Figure record extracts:
────────────────────────────────────────

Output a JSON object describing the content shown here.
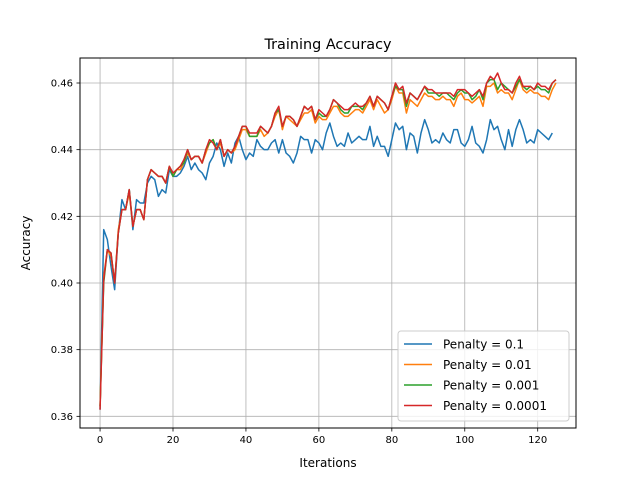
{
  "chart_data": {
    "type": "line",
    "title": "Training Accuracy",
    "xlabel": "Iterations",
    "ylabel": "Accuracy",
    "xlim": [
      -5.5,
      130.5
    ],
    "ylim": [
      0.3565,
      0.4675
    ],
    "xticks": [
      0,
      20,
      40,
      60,
      80,
      100,
      120
    ],
    "xtick_labels": [
      "0",
      "20",
      "40",
      "60",
      "80",
      "100",
      "120"
    ],
    "yticks": [
      0.36,
      0.38,
      0.4,
      0.42,
      0.44,
      0.46
    ],
    "ytick_labels": [
      "0.36",
      "0.38",
      "0.40",
      "0.42",
      "0.44",
      "0.46"
    ],
    "grid": true,
    "legend_position": "lower-right",
    "series": [
      {
        "name": "Penalty = 0.1",
        "color": "#1f77b4",
        "values": [
          0.362,
          0.416,
          0.413,
          0.405,
          0.398,
          0.415,
          0.425,
          0.422,
          0.428,
          0.416,
          0.425,
          0.424,
          0.424,
          0.43,
          0.432,
          0.431,
          0.426,
          0.428,
          0.427,
          0.434,
          0.432,
          0.432,
          0.433,
          0.435,
          0.438,
          0.434,
          0.436,
          0.434,
          0.433,
          0.431,
          0.436,
          0.438,
          0.442,
          0.44,
          0.435,
          0.439,
          0.436,
          0.442,
          0.444,
          0.44,
          0.437,
          0.439,
          0.438,
          0.443,
          0.441,
          0.44,
          0.44,
          0.442,
          0.443,
          0.439,
          0.443,
          0.439,
          0.438,
          0.436,
          0.439,
          0.444,
          0.443,
          0.443,
          0.439,
          0.443,
          0.442,
          0.44,
          0.445,
          0.448,
          0.444,
          0.441,
          0.442,
          0.441,
          0.445,
          0.442,
          0.443,
          0.444,
          0.443,
          0.443,
          0.447,
          0.441,
          0.444,
          0.441,
          0.441,
          0.438,
          0.443,
          0.448,
          0.446,
          0.447,
          0.44,
          0.445,
          0.444,
          0.439,
          0.445,
          0.449,
          0.446,
          0.442,
          0.443,
          0.442,
          0.445,
          0.443,
          0.442,
          0.446,
          0.446,
          0.442,
          0.441,
          0.443,
          0.447,
          0.442,
          0.441,
          0.439,
          0.443,
          0.449,
          0.446,
          0.447,
          0.443,
          0.44,
          0.446,
          0.441,
          0.446,
          0.449,
          0.446,
          0.442,
          0.443,
          0.442,
          0.446,
          0.445,
          0.444,
          0.443,
          0.445
        ]
      },
      {
        "name": "Penalty = 0.01",
        "color": "#ff7f0e",
        "values": [
          0.363,
          0.402,
          0.41,
          0.408,
          0.4,
          0.416,
          0.422,
          0.422,
          0.427,
          0.417,
          0.422,
          0.422,
          0.419,
          0.431,
          0.434,
          0.433,
          0.432,
          0.432,
          0.43,
          0.435,
          0.432,
          0.434,
          0.434,
          0.436,
          0.439,
          0.437,
          0.438,
          0.438,
          0.436,
          0.439,
          0.442,
          0.443,
          0.44,
          0.442,
          0.438,
          0.44,
          0.439,
          0.44,
          0.443,
          0.446,
          0.446,
          0.444,
          0.444,
          0.444,
          0.446,
          0.444,
          0.445,
          0.447,
          0.45,
          0.452,
          0.446,
          0.45,
          0.449,
          0.448,
          0.447,
          0.449,
          0.451,
          0.451,
          0.452,
          0.448,
          0.45,
          0.449,
          0.449,
          0.451,
          0.453,
          0.453,
          0.451,
          0.45,
          0.45,
          0.451,
          0.452,
          0.452,
          0.451,
          0.453,
          0.455,
          0.452,
          0.455,
          0.453,
          0.451,
          0.452,
          0.455,
          0.459,
          0.457,
          0.457,
          0.451,
          0.455,
          0.454,
          0.453,
          0.455,
          0.457,
          0.456,
          0.456,
          0.455,
          0.455,
          0.456,
          0.455,
          0.455,
          0.453,
          0.456,
          0.457,
          0.455,
          0.455,
          0.454,
          0.455,
          0.456,
          0.453,
          0.459,
          0.459,
          0.46,
          0.457,
          0.458,
          0.457,
          0.457,
          0.455,
          0.458,
          0.461,
          0.458,
          0.457,
          0.458,
          0.457,
          0.457,
          0.456,
          0.456,
          0.455,
          0.458,
          0.46
        ]
      },
      {
        "name": "Penalty = 0.001",
        "color": "#2ca02c",
        "values": [
          0.363,
          0.4,
          0.41,
          0.409,
          0.4,
          0.415,
          0.422,
          0.422,
          0.428,
          0.417,
          0.422,
          0.422,
          0.419,
          0.431,
          0.434,
          0.433,
          0.432,
          0.432,
          0.43,
          0.435,
          0.432,
          0.434,
          0.435,
          0.436,
          0.44,
          0.437,
          0.438,
          0.438,
          0.436,
          0.44,
          0.442,
          0.443,
          0.44,
          0.443,
          0.438,
          0.44,
          0.439,
          0.441,
          0.444,
          0.447,
          0.447,
          0.444,
          0.444,
          0.444,
          0.447,
          0.446,
          0.445,
          0.447,
          0.451,
          0.452,
          0.447,
          0.45,
          0.45,
          0.449,
          0.447,
          0.45,
          0.453,
          0.452,
          0.453,
          0.449,
          0.451,
          0.45,
          0.45,
          0.452,
          0.455,
          0.454,
          0.452,
          0.451,
          0.451,
          0.453,
          0.453,
          0.453,
          0.452,
          0.454,
          0.456,
          0.453,
          0.456,
          0.455,
          0.454,
          0.452,
          0.456,
          0.459,
          0.458,
          0.458,
          0.453,
          0.457,
          0.456,
          0.455,
          0.457,
          0.459,
          0.457,
          0.457,
          0.457,
          0.456,
          0.457,
          0.457,
          0.456,
          0.455,
          0.457,
          0.458,
          0.457,
          0.457,
          0.455,
          0.456,
          0.458,
          0.455,
          0.46,
          0.461,
          0.461,
          0.458,
          0.46,
          0.459,
          0.458,
          0.457,
          0.459,
          0.461,
          0.459,
          0.458,
          0.459,
          0.458,
          0.459,
          0.458,
          0.458,
          0.457,
          0.46,
          0.461
        ]
      },
      {
        "name": "Penalty = 0.0001",
        "color": "#d62728",
        "values": [
          0.362,
          0.401,
          0.41,
          0.409,
          0.4,
          0.415,
          0.422,
          0.422,
          0.428,
          0.417,
          0.422,
          0.422,
          0.419,
          0.431,
          0.434,
          0.433,
          0.432,
          0.432,
          0.43,
          0.435,
          0.433,
          0.434,
          0.435,
          0.437,
          0.44,
          0.437,
          0.438,
          0.438,
          0.436,
          0.44,
          0.443,
          0.442,
          0.44,
          0.443,
          0.438,
          0.44,
          0.439,
          0.441,
          0.444,
          0.447,
          0.447,
          0.445,
          0.445,
          0.445,
          0.447,
          0.446,
          0.445,
          0.447,
          0.451,
          0.453,
          0.447,
          0.45,
          0.45,
          0.449,
          0.447,
          0.45,
          0.453,
          0.452,
          0.453,
          0.449,
          0.452,
          0.451,
          0.45,
          0.452,
          0.455,
          0.454,
          0.453,
          0.452,
          0.452,
          0.453,
          0.454,
          0.453,
          0.453,
          0.454,
          0.456,
          0.453,
          0.456,
          0.455,
          0.454,
          0.452,
          0.456,
          0.46,
          0.458,
          0.459,
          0.454,
          0.457,
          0.456,
          0.455,
          0.457,
          0.459,
          0.458,
          0.458,
          0.457,
          0.457,
          0.457,
          0.457,
          0.457,
          0.456,
          0.458,
          0.458,
          0.458,
          0.457,
          0.456,
          0.457,
          0.458,
          0.456,
          0.46,
          0.462,
          0.461,
          0.463,
          0.46,
          0.458,
          0.458,
          0.457,
          0.46,
          0.462,
          0.459,
          0.459,
          0.459,
          0.458,
          0.46,
          0.459,
          0.459,
          0.458,
          0.46,
          0.461
        ]
      }
    ]
  }
}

────────────────────────────────────────

Given request
Check each line above for the word "Penalty" and say how many have it, with nothing else.

Result below
4